■ **MATERIAL FOR THE TASK**
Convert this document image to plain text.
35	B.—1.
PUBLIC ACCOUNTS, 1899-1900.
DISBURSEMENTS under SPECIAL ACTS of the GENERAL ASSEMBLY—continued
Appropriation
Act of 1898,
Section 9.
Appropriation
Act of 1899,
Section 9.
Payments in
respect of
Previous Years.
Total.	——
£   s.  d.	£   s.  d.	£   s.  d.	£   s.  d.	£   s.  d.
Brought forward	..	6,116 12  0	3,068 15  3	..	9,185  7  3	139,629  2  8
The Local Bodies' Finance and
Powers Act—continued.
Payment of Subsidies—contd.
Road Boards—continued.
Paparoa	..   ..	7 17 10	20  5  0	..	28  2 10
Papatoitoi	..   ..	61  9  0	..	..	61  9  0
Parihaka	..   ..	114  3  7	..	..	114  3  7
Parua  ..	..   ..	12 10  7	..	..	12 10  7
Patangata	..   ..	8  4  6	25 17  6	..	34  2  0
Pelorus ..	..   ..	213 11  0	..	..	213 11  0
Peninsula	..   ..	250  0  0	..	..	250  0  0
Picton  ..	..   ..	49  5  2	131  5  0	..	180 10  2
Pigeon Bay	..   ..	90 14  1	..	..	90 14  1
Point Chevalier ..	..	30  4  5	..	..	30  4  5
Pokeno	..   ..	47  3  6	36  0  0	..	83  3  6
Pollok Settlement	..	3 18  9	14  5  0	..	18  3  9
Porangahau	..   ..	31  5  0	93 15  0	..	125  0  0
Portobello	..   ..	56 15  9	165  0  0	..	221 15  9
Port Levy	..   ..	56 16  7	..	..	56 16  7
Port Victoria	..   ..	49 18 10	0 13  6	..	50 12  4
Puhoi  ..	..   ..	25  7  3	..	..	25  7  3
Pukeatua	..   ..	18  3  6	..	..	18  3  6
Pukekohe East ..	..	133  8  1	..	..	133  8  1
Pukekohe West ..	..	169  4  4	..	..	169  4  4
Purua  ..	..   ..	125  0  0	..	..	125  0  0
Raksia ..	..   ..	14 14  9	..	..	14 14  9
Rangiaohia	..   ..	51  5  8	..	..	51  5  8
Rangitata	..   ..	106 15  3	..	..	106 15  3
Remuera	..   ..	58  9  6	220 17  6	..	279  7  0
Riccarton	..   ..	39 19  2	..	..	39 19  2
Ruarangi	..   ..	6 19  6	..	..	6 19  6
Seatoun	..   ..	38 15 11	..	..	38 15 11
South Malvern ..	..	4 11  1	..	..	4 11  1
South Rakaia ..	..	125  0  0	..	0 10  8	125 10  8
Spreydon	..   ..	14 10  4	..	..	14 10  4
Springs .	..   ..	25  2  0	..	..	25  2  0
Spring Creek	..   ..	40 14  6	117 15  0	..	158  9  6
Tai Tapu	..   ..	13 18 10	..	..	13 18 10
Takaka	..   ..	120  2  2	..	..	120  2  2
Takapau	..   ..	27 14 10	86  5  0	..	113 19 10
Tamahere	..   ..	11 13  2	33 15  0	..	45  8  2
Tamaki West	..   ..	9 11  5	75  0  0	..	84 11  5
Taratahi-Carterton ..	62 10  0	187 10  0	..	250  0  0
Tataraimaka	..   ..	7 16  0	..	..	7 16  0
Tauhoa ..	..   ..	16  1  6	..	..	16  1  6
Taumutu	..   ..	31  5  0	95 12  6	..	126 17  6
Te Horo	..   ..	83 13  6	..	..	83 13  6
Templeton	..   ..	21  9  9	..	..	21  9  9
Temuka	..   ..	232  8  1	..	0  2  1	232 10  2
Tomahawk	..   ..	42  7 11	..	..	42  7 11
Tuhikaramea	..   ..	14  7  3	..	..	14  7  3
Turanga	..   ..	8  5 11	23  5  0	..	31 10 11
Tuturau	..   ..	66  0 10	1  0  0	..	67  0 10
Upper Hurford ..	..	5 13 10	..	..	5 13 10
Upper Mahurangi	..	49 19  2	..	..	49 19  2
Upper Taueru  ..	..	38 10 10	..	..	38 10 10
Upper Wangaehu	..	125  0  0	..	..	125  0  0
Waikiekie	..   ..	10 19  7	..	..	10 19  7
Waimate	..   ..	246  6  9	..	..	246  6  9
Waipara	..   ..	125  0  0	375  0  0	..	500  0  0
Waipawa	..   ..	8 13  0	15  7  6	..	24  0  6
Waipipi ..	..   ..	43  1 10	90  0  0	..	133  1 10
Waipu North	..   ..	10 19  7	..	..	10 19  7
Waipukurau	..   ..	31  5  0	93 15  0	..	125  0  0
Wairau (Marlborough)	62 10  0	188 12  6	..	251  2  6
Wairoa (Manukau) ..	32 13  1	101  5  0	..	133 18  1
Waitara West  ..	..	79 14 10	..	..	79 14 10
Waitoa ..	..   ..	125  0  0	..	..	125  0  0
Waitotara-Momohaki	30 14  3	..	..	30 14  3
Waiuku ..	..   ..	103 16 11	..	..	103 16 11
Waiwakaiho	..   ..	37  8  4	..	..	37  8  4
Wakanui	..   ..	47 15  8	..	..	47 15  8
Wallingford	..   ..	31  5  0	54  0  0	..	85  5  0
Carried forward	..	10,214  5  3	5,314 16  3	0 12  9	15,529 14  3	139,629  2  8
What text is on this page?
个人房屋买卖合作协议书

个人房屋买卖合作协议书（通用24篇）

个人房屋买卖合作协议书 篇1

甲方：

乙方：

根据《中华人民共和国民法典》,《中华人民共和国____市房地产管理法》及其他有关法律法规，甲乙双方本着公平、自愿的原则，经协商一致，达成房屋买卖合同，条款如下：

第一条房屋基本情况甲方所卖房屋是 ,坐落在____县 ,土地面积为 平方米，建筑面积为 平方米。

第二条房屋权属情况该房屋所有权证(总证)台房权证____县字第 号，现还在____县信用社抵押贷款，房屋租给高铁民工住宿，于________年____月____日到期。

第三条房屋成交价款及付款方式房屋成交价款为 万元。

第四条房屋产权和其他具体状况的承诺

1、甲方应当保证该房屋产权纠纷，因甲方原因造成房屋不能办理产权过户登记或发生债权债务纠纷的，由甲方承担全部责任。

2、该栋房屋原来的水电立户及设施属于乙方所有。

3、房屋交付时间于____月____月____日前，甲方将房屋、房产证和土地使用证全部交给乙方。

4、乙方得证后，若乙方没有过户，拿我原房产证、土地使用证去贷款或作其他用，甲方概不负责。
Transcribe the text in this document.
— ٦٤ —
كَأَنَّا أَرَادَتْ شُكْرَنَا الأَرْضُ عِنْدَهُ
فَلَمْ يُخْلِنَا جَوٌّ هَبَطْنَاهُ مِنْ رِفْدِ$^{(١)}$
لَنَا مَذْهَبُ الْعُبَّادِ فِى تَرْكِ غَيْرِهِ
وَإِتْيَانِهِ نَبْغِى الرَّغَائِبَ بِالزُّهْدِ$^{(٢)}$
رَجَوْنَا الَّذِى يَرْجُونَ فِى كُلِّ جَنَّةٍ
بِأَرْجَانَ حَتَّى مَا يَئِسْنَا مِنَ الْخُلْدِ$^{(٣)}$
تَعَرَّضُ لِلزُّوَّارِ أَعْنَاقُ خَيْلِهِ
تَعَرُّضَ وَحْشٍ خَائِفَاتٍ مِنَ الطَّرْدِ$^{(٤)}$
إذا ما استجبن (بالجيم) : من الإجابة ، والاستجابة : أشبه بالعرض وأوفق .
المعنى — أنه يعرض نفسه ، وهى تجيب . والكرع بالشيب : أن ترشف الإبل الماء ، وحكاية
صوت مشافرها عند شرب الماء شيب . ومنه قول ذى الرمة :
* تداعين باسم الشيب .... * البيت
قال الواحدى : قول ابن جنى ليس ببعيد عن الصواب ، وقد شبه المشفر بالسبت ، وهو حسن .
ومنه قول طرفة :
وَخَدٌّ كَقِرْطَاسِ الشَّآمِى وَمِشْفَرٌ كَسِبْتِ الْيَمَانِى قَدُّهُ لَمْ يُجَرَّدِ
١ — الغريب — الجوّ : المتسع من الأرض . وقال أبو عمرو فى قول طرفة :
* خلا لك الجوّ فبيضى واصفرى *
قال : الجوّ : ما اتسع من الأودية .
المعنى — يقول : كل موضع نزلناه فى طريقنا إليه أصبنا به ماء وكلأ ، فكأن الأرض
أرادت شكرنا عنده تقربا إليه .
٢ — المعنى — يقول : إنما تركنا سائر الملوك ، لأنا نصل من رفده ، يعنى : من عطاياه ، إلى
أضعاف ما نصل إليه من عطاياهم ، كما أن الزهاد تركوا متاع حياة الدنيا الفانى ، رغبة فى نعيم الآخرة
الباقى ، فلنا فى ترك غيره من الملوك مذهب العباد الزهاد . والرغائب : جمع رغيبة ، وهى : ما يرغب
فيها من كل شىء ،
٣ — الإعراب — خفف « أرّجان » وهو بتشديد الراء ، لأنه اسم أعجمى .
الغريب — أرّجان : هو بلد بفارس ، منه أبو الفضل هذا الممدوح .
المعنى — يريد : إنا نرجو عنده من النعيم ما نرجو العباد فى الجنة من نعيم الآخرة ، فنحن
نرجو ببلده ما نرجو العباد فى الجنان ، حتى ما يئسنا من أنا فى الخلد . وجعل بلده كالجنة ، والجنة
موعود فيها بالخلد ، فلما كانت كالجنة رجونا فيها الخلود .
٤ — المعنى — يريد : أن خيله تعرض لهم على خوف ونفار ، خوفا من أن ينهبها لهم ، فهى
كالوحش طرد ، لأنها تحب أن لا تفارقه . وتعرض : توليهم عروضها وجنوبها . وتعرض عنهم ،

■ **PROBLEM**
Which lines of the material contain the string "الملوك"? List each of them.

■ **RESULT BELOW**
٢ — المعنى — يقول : إنما تركنا سائر الملوك ، لأنا نصل من رفده ، يعنى : من عطاياه ، إلى
الباقى ، فلنا فى ترك غيره من الملوك مذهب العباد الزهاد . والرغائب : جمع رغيبة ، وهى : ما يرغب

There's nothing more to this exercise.